* Enunciado da tarefa: Transforme em lista o parágrafo do artigo sobre planejamento que começa com "O Executivo seria o coordenador", preservando suas informações principais.

* Trecho do documento:
----------------
08 de julho de 2026
Articulistas

Planejar é preciso...

Ricardo Coube
| Tempo de leitura: 2 min

Comenta-se, amplamente, as chances que o Brasil tem para evoluir e progredir de forma sólida e consistente, no sentido de crescer e se desenvolver em todas as áreas de maneira sustentável e de longo prazo. Esta interminável discussão e de difícil consenso nos remete a uma deficiência nacional pública, que é a falta de planejamento na gestão pública em todos os níveis. Na iniciativa privada tem-se esta cultura enraizada, porque o gestor precisa planejar o médio e longo prazo, objetivando as decisões tomadas de curto prazo.

Recentemente, o governo de Minas Gerais foi alvo de planejamento com apoio externo, fato que deu bons resultados práticos e teve ótima receptividade pela população, pois aprovou a iniciativa com o voto favorável ao governo Aécio Neves. Bauru e região vivem um momento esplendoroso e, se criarmos condições positivas favoráveis e consistentes, estenderemos esta prosperidade por muito tempo.

Bauru tem aumentado a sua arrecadação consideravelmente nos últimos anos. A pergunta que deveríamos saber responder é: o que será de Bauru e região nos próximos 10, 15 ou 20 anos. Quais serão os eixos do desenvolvimento urbano? Qual é a política de industrialização para a região? Como atrairemos a rede de serviços para ancorar o desenvolvimento do comércio e da indústria? A logística é o pano de fundo para o desenvolvimento regional? E a mobilização urbana será ancorada no transporte público ou privado? Quais os planos para uma educação moderna e eficaz as nossas crianças? E a nossa saúde, será uma referência em quais áreas? A saúde pública tem prestado bom trabalho? A população está satisfeita?

Como lidarmos com o trânsito e as necessárias áreas de estacionamento? Enfim, poderíamos fazer uma infinidade de outras perguntas ligadas ao esporte, lazer e tantas outras áreas. Entretanto, considerando a nossa base instalada no campo da educação, onde várias universidades e faculdades disputam o mercado da educação a e formação universitária, deveríamos utilizar esses recursos do conhecimento para planejar o nosso futuro?

As entidades de classe, redes sociais, etc poderiam contribuir para o exercício de planejamento? Ter projeto para a cidade com visão de longo prazo, de 5 a 20 anos, não seria positivo no sentido de promover debate, interagir, integrar pessoas, atrair investimentos, etc...? As universidades existentes, acredito, teriam muito interesse em participar deste processo de planejamento. Este exercício promoveria atraente debate no meio político, universitário, empresarial, representantes de bairros, redes sociais, etc...

O Executivo seria o coordenador e principal interessado. O Legislativo poderia ter papel significativo neste processo. A imprensa traria bons temas e projetos para debater e apresentar, tor-nando o processo transparente e eticamente cor-reto. Eu acredito que o planejamento é cada vez mais necessário e faz cada vez mais sentido. Espero que o tema ganhe adeptos!
----------------
* Dados de origem:
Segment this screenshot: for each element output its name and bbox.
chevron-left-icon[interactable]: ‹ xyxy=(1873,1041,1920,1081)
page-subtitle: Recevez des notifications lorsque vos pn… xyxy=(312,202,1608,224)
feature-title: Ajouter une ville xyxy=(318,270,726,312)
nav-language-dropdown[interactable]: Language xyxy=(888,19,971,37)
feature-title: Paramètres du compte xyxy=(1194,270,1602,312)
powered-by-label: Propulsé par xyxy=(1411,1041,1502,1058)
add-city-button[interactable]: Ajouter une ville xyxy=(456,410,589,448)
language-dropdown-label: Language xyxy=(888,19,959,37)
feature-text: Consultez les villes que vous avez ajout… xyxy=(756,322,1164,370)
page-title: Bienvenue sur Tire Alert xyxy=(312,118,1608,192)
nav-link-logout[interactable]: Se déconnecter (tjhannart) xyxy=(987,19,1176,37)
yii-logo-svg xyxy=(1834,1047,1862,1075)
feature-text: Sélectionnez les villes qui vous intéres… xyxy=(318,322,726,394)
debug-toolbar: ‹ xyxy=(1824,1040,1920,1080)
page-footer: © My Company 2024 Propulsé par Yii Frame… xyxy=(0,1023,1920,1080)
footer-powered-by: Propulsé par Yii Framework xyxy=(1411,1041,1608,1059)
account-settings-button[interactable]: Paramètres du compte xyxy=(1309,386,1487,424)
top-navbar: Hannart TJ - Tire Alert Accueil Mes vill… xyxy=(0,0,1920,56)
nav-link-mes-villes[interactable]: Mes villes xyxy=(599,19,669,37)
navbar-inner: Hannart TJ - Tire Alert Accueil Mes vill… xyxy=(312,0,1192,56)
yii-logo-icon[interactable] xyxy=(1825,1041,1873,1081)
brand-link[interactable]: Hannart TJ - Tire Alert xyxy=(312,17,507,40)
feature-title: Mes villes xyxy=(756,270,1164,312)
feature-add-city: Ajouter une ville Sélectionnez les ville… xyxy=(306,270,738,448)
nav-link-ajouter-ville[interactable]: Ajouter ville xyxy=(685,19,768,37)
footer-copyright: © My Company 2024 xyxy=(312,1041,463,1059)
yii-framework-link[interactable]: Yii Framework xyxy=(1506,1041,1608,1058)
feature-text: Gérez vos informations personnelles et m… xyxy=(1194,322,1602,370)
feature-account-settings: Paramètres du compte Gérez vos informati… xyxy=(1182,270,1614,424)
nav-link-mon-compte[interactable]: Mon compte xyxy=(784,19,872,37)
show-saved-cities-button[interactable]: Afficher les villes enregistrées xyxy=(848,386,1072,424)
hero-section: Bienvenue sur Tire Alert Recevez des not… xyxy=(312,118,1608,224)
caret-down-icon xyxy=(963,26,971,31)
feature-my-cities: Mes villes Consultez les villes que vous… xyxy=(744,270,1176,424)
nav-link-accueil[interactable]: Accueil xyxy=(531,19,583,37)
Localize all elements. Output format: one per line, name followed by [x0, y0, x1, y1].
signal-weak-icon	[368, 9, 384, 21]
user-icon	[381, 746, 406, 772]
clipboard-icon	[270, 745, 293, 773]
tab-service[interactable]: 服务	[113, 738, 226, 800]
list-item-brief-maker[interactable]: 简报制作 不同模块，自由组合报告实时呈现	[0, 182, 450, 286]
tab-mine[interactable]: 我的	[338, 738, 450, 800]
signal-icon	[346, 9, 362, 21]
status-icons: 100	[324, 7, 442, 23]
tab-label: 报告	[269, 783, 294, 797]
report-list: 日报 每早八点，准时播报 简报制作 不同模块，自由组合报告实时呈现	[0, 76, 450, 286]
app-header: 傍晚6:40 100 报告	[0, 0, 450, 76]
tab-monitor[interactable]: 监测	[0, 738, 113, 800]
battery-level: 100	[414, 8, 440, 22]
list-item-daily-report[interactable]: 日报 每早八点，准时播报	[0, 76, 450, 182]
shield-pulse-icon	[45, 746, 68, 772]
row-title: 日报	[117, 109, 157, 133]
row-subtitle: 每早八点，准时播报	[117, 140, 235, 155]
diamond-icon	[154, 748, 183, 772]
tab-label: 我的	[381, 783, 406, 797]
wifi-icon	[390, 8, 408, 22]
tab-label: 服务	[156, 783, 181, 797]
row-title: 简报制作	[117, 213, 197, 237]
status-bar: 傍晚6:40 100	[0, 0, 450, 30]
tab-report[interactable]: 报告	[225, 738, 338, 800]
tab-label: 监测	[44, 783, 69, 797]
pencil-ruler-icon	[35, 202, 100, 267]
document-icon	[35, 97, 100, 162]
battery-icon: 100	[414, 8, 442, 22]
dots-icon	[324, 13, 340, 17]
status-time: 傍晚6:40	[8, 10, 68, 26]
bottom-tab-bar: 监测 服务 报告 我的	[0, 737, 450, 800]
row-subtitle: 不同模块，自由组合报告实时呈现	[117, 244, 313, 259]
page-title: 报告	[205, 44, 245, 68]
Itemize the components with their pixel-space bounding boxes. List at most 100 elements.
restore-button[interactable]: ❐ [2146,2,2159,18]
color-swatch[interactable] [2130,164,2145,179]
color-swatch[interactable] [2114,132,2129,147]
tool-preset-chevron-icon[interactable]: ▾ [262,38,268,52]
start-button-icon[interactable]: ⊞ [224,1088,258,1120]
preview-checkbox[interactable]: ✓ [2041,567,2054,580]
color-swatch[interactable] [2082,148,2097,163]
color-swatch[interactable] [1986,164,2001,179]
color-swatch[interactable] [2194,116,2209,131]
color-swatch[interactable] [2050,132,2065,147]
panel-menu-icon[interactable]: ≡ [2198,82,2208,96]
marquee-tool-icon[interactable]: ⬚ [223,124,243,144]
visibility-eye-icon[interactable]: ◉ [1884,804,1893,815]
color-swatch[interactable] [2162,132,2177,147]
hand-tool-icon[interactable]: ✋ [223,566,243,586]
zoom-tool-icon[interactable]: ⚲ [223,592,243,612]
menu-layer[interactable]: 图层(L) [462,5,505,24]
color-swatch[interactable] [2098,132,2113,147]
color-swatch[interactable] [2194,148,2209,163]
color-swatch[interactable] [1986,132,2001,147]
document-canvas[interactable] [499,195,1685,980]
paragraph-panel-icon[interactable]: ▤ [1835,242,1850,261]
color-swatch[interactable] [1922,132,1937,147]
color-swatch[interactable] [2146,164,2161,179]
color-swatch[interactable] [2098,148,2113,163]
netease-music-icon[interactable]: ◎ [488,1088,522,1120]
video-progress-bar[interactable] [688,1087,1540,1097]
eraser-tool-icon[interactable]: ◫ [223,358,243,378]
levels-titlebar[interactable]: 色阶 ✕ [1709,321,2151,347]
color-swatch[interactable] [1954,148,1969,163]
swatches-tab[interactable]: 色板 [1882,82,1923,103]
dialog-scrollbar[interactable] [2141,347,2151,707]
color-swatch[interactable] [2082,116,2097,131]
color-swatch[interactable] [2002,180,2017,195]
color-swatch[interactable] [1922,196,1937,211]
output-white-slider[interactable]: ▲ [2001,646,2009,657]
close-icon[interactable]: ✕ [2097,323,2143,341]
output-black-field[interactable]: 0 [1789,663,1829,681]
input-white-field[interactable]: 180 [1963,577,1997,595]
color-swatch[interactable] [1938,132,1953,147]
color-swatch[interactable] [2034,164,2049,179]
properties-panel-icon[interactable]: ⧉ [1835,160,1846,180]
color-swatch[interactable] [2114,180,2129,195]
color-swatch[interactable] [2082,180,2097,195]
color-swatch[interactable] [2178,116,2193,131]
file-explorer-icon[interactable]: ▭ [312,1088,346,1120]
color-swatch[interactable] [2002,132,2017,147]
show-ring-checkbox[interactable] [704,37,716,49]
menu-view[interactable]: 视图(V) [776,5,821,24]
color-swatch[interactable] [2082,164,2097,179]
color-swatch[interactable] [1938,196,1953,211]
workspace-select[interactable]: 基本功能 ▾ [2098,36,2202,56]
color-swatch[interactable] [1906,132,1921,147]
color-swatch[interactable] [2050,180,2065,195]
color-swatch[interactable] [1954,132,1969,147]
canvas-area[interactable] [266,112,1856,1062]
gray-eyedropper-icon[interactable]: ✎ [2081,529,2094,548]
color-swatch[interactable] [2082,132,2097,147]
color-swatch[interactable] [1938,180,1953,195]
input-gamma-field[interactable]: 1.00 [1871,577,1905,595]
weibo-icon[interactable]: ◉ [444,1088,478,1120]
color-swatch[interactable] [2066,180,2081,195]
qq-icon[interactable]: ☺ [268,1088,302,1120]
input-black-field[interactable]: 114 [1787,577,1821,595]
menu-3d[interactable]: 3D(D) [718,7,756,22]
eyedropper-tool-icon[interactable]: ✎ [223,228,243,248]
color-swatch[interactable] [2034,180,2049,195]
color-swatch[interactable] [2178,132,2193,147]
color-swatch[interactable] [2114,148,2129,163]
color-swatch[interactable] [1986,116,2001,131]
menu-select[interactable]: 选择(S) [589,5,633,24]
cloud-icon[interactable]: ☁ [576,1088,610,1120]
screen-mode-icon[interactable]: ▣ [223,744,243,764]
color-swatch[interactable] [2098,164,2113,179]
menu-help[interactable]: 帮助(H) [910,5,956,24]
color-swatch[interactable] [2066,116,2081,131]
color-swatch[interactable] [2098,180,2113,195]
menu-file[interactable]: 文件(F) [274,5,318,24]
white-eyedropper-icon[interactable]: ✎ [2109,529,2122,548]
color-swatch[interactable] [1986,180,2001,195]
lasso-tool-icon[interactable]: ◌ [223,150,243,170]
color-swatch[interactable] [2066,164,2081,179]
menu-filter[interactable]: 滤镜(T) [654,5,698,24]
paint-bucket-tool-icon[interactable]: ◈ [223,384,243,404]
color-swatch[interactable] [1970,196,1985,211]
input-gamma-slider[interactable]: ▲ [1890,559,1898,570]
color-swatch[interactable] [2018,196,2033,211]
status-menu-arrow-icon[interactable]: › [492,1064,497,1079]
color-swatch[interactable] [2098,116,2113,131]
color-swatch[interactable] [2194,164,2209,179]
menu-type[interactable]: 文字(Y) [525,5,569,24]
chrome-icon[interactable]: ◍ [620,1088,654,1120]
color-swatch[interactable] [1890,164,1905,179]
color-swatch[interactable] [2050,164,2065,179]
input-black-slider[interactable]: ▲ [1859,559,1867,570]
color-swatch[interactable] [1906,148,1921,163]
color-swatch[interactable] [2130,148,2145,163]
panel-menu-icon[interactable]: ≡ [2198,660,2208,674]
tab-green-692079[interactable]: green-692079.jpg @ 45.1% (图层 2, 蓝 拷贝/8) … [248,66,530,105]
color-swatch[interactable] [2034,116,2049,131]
----------------
* Tarefa resolvida:
- Executivo: seria o coordenador e principal interessado.
- Legislativo: poderia ter papel significativo no processo.
- Imprensa: traria bons temas e projetos para debater e apresentar, tornando o processo transparente e eticamente correto.
- Posição de quem escreve: o planejamento é cada vez mais necessário e faz cada vez mais sentido; espera-se que o tema ganhe adeptos.